WHAT IS NEEDED: Pick every line from the data that holds the word "true".
--- start of GIVEN DATA ---
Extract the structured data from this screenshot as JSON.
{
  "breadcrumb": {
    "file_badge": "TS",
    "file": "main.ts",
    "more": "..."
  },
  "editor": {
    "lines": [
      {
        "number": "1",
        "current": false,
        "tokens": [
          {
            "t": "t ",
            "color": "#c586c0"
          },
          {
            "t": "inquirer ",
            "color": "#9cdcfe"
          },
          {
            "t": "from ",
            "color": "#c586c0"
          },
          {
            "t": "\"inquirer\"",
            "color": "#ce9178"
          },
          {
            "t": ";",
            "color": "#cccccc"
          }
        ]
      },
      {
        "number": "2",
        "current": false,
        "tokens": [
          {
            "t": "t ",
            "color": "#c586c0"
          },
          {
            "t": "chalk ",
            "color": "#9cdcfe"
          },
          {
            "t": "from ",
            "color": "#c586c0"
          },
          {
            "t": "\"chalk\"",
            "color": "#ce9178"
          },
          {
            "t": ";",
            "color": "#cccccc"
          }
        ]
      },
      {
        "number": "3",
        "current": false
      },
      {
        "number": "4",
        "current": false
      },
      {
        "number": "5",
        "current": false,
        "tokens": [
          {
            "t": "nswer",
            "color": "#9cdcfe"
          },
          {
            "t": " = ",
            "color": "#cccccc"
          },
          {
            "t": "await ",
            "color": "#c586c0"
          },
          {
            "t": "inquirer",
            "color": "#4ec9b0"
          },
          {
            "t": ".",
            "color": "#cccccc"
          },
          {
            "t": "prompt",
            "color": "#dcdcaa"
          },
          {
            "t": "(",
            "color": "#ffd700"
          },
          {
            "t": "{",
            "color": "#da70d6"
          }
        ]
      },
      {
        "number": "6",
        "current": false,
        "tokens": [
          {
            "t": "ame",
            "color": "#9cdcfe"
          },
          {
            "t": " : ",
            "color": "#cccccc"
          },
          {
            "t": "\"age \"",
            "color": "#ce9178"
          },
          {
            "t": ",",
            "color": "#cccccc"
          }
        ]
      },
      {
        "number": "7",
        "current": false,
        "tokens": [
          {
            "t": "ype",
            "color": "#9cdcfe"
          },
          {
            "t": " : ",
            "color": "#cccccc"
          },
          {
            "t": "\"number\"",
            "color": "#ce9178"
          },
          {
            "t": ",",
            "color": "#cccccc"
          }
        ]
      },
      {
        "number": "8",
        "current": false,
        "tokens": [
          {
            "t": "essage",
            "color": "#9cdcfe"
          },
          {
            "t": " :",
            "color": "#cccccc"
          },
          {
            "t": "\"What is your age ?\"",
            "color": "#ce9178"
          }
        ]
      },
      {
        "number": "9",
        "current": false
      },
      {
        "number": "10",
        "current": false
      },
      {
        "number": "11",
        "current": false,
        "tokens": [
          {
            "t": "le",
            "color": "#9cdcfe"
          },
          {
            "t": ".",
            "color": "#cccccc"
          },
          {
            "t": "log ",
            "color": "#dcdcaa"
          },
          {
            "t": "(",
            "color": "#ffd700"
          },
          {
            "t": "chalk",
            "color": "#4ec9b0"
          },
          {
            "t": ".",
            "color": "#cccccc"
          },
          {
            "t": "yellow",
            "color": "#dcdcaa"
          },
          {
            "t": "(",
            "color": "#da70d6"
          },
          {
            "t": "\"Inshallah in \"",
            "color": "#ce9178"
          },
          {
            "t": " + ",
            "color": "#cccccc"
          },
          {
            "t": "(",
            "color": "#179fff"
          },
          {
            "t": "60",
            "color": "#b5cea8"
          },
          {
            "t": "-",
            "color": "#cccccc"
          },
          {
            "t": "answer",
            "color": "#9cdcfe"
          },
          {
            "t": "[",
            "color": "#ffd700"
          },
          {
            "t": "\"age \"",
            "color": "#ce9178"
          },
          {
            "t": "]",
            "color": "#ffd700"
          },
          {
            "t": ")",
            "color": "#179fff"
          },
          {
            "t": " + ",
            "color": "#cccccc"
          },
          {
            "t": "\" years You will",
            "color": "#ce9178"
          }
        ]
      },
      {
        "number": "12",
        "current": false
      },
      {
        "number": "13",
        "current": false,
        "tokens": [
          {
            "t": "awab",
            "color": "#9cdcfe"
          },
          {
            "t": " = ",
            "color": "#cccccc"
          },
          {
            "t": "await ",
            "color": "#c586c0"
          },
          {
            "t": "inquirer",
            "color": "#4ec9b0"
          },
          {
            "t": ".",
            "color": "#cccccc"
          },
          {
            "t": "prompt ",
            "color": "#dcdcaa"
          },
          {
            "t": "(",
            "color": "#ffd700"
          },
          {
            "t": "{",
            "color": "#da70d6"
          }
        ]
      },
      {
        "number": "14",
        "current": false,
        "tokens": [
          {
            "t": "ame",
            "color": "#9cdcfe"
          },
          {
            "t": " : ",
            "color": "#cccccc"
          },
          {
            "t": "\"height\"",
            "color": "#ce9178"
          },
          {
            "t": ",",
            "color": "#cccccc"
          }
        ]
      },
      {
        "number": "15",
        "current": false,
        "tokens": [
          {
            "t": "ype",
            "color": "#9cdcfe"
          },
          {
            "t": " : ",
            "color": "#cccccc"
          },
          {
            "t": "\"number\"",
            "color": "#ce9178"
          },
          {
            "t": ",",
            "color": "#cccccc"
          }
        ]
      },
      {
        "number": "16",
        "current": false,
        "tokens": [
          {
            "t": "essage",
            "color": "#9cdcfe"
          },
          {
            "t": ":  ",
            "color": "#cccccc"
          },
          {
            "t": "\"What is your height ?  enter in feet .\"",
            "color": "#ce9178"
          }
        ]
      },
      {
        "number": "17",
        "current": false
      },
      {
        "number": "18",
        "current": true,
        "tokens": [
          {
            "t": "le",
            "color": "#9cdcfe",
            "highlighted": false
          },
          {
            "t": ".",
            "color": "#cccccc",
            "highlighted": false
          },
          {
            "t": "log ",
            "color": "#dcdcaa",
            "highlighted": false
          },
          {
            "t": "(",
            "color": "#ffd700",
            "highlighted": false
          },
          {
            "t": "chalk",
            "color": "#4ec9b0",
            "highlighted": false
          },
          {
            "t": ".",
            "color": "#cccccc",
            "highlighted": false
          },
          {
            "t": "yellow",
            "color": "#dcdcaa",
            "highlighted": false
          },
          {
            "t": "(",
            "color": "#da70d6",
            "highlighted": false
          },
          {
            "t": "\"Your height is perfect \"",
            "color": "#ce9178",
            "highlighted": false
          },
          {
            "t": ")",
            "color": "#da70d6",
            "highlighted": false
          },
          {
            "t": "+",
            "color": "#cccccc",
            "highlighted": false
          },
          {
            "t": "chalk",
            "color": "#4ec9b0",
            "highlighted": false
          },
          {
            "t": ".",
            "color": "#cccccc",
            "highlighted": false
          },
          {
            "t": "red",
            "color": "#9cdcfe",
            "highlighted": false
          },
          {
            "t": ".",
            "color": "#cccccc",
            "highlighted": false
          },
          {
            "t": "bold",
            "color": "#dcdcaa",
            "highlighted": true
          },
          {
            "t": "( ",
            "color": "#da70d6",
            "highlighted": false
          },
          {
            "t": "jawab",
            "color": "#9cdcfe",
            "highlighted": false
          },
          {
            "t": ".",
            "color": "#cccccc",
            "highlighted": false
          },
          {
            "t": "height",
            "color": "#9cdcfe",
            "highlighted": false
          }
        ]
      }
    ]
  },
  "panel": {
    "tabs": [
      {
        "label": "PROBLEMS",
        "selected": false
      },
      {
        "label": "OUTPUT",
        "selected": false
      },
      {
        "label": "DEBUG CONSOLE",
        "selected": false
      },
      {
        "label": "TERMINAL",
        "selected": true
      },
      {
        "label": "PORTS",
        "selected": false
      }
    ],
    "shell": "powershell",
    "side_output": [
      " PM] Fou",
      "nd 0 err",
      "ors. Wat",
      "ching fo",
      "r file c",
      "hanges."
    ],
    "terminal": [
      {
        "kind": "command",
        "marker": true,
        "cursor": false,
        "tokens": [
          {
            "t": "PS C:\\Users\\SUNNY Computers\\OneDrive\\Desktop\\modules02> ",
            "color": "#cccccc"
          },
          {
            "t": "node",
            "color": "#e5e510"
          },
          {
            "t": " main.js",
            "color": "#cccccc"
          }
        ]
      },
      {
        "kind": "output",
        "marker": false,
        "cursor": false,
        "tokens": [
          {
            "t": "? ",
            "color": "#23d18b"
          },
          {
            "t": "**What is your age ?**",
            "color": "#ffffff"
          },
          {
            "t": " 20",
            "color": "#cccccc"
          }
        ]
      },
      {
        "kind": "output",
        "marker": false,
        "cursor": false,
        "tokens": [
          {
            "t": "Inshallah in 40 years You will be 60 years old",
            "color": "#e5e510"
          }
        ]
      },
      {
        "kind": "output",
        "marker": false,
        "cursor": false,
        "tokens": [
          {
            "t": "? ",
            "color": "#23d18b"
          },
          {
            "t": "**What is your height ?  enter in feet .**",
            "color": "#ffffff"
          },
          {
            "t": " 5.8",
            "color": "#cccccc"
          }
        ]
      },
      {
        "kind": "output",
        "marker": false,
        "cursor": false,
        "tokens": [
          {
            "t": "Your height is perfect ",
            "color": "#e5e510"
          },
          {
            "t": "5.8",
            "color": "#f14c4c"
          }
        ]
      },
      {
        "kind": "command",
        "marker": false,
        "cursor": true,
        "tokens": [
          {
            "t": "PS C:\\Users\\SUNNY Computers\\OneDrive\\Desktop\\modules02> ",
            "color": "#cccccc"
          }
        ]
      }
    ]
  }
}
--- end of GIVEN DATA ---
WRITTEN RESPONSE:
        "current": true,
            "highlighted": true
        "selected": true
        "marker": true,
        "cursor": true,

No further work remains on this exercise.